**CONSEGNA:** Nel brano sui Gen Z e sul quartiere cinese, quale significato viene attribuito al termine "flex"?

Tutto ciò, di per sé, potrebbe non essere del tutto negativo se non per il fatto di snaturare l’identità cinese stessa. Sarebbe da folli pensare che i cinesi abbiano sbagliato a venire incontro agli italiani per allontanare da sé lo stigma del diverso e precludersi delle possibilità commerciali importanti, ma allo stesso tempo è anche vero che queste scelte hanno portato a una resa quasi carnevalesca della propria cultura. Ciò che all’inizio era percepito come poco rassicurante in realtà era autentico e prettamente cinese. Adesso è stato tramutato in appetibile e confortevole per i bianchi. E se all’inizio questi ultimi erano milanesi curiosi delle novità in un regime di sicurezza, adesso sono i turisti della provincia che vengono il weekend oppure (forse il più contraddittorio cortocircuito) i Gen Z che si agghindano in modo eccentrico per mescolarsi tra i giovani cinesi alla moda.


Flexare e sostituire

Io, in tutta onestà, non so fino a che punto i Gen Z amino le altre culture, le tendenze (dove di nuovo, ahimè, non c’è proprio nulla, ma questa è un’altra storia che meriterebbe un’altra puntata) e i quartieri. Sono dell’avviso che molto di quello che fanno oggi sia al fine del content. Lo dico perché non vedo approfondimento, entusiasmo o piacere. Vedo solo il “flex”, ossia l’ostentare, la pura apparenza tramite una supposta appartenenza.

**ESTRATTI DALL'ELENCO:**
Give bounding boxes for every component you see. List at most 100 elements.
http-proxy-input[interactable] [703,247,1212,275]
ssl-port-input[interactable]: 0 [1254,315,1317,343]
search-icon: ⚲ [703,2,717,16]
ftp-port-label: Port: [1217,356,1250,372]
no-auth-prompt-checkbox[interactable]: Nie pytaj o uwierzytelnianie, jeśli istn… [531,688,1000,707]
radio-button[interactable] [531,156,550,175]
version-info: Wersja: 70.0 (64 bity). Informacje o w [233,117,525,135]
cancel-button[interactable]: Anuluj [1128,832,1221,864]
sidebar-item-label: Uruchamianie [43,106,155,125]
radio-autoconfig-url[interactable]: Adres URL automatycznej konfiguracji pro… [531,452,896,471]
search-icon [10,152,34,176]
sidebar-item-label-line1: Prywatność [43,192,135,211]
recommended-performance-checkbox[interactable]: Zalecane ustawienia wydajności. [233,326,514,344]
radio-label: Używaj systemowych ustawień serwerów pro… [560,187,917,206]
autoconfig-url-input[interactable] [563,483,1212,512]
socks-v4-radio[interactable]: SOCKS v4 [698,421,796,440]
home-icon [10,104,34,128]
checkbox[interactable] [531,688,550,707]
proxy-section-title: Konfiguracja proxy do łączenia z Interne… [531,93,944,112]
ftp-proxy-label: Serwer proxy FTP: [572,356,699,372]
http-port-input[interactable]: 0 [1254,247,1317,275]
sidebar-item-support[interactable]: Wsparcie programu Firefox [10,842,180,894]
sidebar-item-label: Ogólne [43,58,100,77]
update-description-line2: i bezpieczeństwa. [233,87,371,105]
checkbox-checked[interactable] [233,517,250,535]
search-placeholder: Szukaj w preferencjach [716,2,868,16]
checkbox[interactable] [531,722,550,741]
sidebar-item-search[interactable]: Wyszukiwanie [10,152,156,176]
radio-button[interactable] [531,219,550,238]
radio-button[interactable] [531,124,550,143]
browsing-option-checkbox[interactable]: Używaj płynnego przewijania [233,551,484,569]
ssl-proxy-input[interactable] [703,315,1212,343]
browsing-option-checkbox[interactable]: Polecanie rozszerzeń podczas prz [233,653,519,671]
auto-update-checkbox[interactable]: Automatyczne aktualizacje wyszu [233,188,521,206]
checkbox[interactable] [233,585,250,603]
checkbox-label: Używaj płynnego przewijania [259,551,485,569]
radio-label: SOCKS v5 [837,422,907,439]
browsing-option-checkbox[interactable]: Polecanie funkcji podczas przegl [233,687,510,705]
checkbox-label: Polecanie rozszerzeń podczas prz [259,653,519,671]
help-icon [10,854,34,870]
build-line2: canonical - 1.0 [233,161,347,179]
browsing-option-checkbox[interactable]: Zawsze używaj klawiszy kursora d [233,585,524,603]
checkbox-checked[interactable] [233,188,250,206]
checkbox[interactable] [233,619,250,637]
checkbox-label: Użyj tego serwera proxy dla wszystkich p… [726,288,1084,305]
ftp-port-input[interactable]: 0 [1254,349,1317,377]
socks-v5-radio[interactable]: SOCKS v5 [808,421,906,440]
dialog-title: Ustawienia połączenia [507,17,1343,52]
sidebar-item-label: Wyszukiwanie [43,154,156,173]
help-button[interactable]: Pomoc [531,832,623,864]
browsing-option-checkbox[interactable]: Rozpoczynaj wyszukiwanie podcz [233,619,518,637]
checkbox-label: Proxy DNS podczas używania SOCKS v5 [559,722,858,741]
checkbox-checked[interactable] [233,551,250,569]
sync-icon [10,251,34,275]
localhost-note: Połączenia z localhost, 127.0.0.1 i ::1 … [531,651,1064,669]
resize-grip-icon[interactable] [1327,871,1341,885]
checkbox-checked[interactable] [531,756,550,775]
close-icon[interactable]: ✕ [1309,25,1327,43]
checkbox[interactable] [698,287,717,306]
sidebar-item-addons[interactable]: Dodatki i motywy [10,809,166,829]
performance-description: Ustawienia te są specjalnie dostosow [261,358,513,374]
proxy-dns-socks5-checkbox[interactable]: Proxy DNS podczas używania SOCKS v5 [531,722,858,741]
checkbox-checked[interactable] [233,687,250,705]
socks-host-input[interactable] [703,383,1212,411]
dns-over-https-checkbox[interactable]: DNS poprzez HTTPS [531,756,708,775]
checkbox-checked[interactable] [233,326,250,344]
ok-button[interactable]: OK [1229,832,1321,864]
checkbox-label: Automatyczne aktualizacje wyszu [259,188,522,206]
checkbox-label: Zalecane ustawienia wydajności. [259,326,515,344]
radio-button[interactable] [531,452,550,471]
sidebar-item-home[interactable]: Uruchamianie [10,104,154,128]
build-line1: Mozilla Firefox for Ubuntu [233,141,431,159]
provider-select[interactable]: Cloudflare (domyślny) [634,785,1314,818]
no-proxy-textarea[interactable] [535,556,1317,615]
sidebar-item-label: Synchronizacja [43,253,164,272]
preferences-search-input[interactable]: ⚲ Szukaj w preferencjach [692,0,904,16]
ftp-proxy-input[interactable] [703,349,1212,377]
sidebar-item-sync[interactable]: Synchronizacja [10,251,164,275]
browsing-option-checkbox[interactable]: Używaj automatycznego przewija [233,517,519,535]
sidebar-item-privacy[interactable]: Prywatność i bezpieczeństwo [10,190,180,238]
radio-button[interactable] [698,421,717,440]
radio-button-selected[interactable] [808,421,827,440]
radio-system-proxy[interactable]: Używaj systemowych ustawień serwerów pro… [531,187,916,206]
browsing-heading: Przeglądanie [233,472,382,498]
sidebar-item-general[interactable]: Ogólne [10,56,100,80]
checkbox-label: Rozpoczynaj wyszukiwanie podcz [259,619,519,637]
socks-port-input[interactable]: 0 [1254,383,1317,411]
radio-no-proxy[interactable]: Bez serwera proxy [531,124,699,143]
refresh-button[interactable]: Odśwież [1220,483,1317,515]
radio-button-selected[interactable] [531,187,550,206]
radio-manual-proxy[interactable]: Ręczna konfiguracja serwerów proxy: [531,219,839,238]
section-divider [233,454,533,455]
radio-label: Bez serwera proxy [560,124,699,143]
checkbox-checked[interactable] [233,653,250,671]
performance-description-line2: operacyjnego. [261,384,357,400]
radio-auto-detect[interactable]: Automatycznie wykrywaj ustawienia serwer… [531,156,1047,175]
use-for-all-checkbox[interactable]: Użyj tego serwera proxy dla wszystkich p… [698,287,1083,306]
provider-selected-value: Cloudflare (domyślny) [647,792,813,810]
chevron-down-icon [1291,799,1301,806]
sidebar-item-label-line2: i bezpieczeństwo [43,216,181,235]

**SPAZIO RISPOSTA:** L'ostentare, la pura apparenza tramite una supposta appartenenza.